> [EXERCISE REQUIREMENTS]: Reproduce each line exactly.

> [RECORDED INFORMATION]:
----------

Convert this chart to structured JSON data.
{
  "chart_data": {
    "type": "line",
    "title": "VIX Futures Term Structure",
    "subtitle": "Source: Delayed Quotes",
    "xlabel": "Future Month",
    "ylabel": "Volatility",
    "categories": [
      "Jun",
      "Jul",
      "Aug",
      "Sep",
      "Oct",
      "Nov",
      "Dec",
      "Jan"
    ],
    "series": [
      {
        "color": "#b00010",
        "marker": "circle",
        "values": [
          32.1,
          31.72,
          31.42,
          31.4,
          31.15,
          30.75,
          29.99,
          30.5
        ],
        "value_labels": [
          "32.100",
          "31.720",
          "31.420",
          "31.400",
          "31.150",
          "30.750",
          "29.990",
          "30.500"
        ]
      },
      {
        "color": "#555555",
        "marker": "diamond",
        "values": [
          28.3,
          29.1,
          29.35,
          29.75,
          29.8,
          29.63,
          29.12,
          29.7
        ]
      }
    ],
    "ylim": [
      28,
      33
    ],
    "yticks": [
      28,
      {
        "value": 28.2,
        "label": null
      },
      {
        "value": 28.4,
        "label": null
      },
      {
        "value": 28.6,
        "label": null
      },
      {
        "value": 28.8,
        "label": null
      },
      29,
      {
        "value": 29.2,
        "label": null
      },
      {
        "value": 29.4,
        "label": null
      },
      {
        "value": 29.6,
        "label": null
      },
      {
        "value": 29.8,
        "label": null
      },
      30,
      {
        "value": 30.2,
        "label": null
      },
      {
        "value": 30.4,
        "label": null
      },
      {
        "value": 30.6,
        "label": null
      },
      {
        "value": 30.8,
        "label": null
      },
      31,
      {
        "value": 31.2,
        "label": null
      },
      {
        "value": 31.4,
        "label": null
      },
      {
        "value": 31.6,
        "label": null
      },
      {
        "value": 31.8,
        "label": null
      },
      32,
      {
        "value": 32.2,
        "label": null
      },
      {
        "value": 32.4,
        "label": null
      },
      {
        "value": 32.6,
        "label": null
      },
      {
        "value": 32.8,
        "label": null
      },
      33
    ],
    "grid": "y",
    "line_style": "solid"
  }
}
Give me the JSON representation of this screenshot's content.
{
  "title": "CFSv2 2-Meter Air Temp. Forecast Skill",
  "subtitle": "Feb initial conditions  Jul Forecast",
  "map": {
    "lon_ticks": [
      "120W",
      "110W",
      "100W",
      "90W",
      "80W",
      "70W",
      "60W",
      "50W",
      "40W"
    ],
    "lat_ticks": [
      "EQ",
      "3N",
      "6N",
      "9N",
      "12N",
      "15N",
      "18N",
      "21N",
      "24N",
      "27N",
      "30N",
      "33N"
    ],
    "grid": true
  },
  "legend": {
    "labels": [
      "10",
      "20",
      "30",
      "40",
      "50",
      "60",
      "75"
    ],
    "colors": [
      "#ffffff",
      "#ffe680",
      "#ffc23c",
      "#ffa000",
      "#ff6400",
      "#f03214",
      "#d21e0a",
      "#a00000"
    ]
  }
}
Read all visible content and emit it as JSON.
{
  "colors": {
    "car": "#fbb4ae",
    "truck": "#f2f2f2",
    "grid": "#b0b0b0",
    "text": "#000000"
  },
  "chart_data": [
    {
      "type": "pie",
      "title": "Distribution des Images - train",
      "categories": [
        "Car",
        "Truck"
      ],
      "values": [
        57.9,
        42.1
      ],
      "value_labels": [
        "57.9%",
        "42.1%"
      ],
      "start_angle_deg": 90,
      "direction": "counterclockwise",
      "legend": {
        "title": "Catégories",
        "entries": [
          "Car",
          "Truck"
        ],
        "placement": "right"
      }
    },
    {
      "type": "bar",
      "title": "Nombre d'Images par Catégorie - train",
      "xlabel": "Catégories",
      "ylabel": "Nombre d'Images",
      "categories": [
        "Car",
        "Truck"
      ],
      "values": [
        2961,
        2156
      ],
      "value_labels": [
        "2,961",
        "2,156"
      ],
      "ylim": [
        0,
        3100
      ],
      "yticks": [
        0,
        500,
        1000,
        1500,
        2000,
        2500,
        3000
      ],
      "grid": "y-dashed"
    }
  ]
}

----------

> [SOLVED PROBLEM]:
Convert this chart to structured JSON data.
{
  "chart_data": {
    "type": "line",
    "title": "VIX Futures Term Structure",
    "subtitle": "Source: Delayed Quotes",
    "xlabel": "Future Month",
    "ylabel": "Volatility",
    "categories": [
      "Jun",
      "Jul",
      "Aug",
      "Sep",
      "Oct",
      "Nov",
      "Dec",
      "Jan"
    ],
    "series": [
      {
        "color": "#b00010",
        "marker": "circle",
        "values": [
          32.1,
          31.72,
          31.42,
          31.4,
          31.15,
          30.75,
          29.99,
          30.5
        ],
        "value_labels": [
          "32.100",
          "31.720",
          "31.420",
          "31.400",
          "31.150",
          "30.750",
          "29.990",
          "30.500"
        ]
      },
      {
        "color": "#555555",
        "marker": "diamond",
        "values": [
          28.3,
          29.1,
          29.35,
          29.75,
          29.8,
          29.63,
          29.12,
          29.7
        ]
      }
    ],
    "ylim": [
      28,
      33
    ],
    "yticks": [
      28,
      {
        "value": 28.2,
        "label": null
      },
      {
        "value": 28.4,
        "label": null
      },
      {
        "value": 28.6,
        "label": null
      },
      {
        "value": 28.8,
        "label": null
      },
      29,
      {
        "value": 29.2,
        "label": null
      },
      {
        "value": 29.4,
        "label": null
      },
      {
        "value": 29.6,
        "label": null
      },
      {
        "value": 29.8,
        "label": null
      },
      30,
      {
        "value": 30.2,
        "label": null
      },
      {
        "value": 30.4,
        "label": null
      },
      {
        "value": 30.6,
        "label": null
      },
      {
        "value": 30.8,
        "label": null
      },
      31,
      {
        "value": 31.2,
        "label": null
      },
      {
        "value": 31.4,
        "label": null
      },
      {
        "value": 31.6,
        "label": null
      },
      {
        "value": 31.8,
        "label": null
      },
      32,
      {
        "value": 32.2,
        "label": null
      },
      {
        "value": 32.4,
        "label": null
      },
      {
        "value": 32.6,
        "label": null
      },
      {
        "value": 32.8,
        "label": null
      },
      33
    ],
    "grid": "y",
    "line_style": "solid"
  }
}
Give me the JSON representation of this screenshot's content.
{
  "title": "CFSv2 2-Meter Air Temp. Forecast Skill",
  "subtitle": "Feb initial conditions  Jul Forecast",
  "map": {
    "lon_ticks": [
      "120W",
      "110W",
      "100W",
      "90W",
      "80W",
      "70W",
      "60W",
      "50W",
      "40W"
    ],
    "lat_ticks": [
      "EQ",
      "3N",
      "6N",
      "9N",
      "12N",
      "15N",
      "18N",
      "21N",
      "24N",
      "27N",
      "30N",
      "33N"
    ],
    "grid": true
  },
  "legend": {
    "labels": [
      "10",
      "20",
      "30",
      "40",
      "50",
      "60",
      "75"
    ],
    "colors": [
      "#ffffff",
      "#ffe680",
      "#ffc23c",
      "#ffa000",
      "#ff6400",
      "#f03214",
      "#d21e0a",
      "#a00000"
    ]
  }
}
Read all visible content and emit it as JSON.
{
  "colors": {
    "car": "#fbb4ae",
    "truck": "#f2f2f2",
    "grid": "#b0b0b0",
    "text": "#000000"
  },
  "chart_data": [
    {
      "type": "pie",
      "title": "Distribution des Images - train",
      "categories": [
        "Car",
        "Truck"
      ],
      "values": [
        57.9,
        42.1
      ],
      "value_labels": [
        "57.9%",
        "42.1%"
      ],
      "start_angle_deg": 90,
      "direction": "counterclockwise",
      "legend": {
        "title": "Catégories",
        "entries": [
          "Car",
          "Truck"
        ],
        "placement": "right"
      }
    },
    {
      "type": "bar",
      "title": "Nombre d'Images par Catégorie - train",
      "xlabel": "Catégories",
      "ylabel": "Nombre d'Images",
      "categories": [
        "Car",
        "Truck"
      ],
      "values": [
        2961,
        2156
      ],
      "value_labels": [
        "2,961",
        "2,156"
      ],
      "ylim": [
        0,
        3100
      ],
      "yticks": [
        0,
        500,
        1000,
        1500,
        2000,
        2500,
        3000
      ],
      "grid": "y-dashed"
    }
  ]
}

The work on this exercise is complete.